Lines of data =
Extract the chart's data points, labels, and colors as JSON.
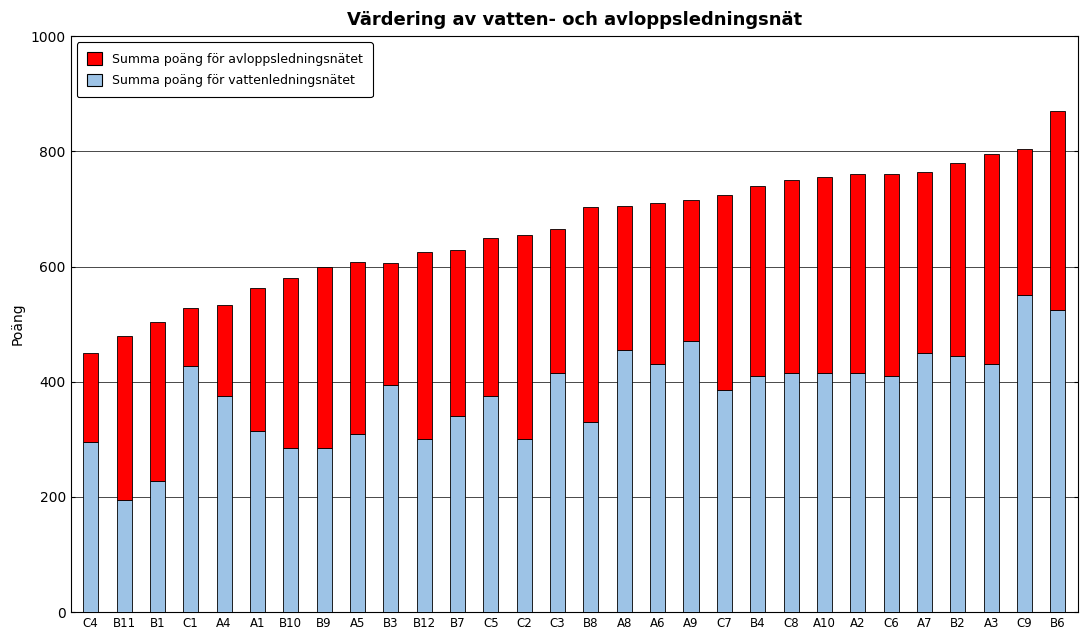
{
  "title": "Värdering av vatten- och avloppsledningsnät",
  "ylabel": "Poäng",
  "categories": [
    "C4",
    "B11",
    "B1",
    "C1",
    "A4",
    "A1",
    "B10",
    "B9",
    "A5",
    "B3",
    "B12",
    "B7",
    "C5",
    "C2",
    "C3",
    "B8",
    "A8",
    "A6",
    "A9",
    "C7",
    "B4",
    "C8",
    "A10",
    "A2",
    "C6",
    "A7",
    "B2",
    "A3",
    "C9",
    "B6"
  ],
  "vatten": [
    295,
    195,
    228,
    428,
    375,
    315,
    285,
    285,
    310,
    395,
    300,
    340,
    375,
    300,
    415,
    330,
    455,
    430,
    470,
    385,
    410,
    415,
    415,
    415,
    410,
    450,
    445,
    430,
    550,
    525
  ],
  "avlopp": [
    155,
    285,
    275,
    100,
    158,
    248,
    295,
    315,
    298,
    212,
    325,
    288,
    275,
    355,
    250,
    373,
    250,
    280,
    245,
    340,
    330,
    335,
    340,
    345,
    350,
    315,
    335,
    365,
    255,
    345
  ],
  "vatten_color": "#9DC3E6",
  "avlopp_color": "#FF0000",
  "ylim": [
    0,
    1000
  ],
  "yticks": [
    0,
    200,
    400,
    600,
    800,
    1000
  ],
  "legend_avlopp": "Summa poäng för avloppsledningsnätet",
  "legend_vatten": "Summa poäng för vattenledningsnätet",
  "background_color": "#FFFFFF",
  "plot_bg_color": "#FFFFFF",
  "title_fontsize": 13,
  "axis_label_fontsize": 10,
  "tick_fontsize": 8.5
}
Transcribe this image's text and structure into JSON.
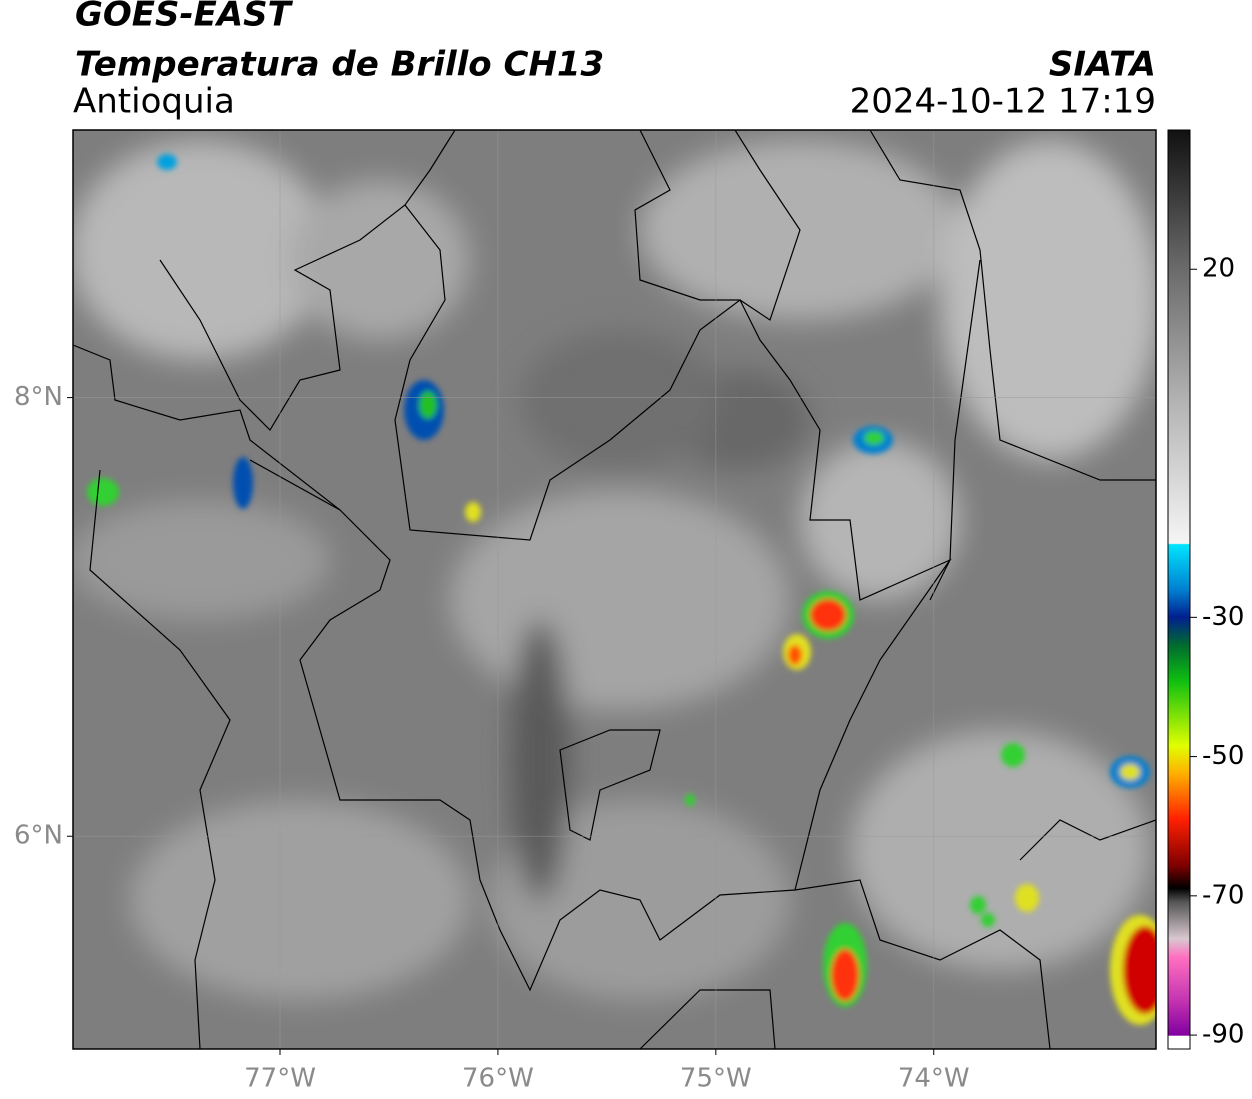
{
  "header": {
    "title": "GOES-EAST",
    "subtitle": "Temperatura de Brillo CH13",
    "region": "Antioquia",
    "source": "SIATA",
    "timestamp": "2024-10-12 17:19"
  },
  "map": {
    "xlim": [
      -77.95,
      -72.98
    ],
    "ylim": [
      5.03,
      9.22
    ],
    "xticks": [
      {
        "value": -77,
        "label": "77°W"
      },
      {
        "value": -76,
        "label": "76°W"
      },
      {
        "value": -75,
        "label": "75°W"
      },
      {
        "value": -74,
        "label": "74°W"
      }
    ],
    "yticks": [
      {
        "value": 6,
        "label": "6°N"
      },
      {
        "value": 8,
        "label": "8°N"
      }
    ],
    "grid": true
  },
  "colorbar": {
    "lim": [
      -92,
      40
    ],
    "ticks": [
      20,
      -30,
      -50,
      -70,
      -90
    ]
  }
}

Exercise goal =
List all lines from the entries that include the word "JSON".

Answer to the problem =
Extract the chart's data points, labels, and colors as JSON.
Transcribe this image's text and structure into JSON.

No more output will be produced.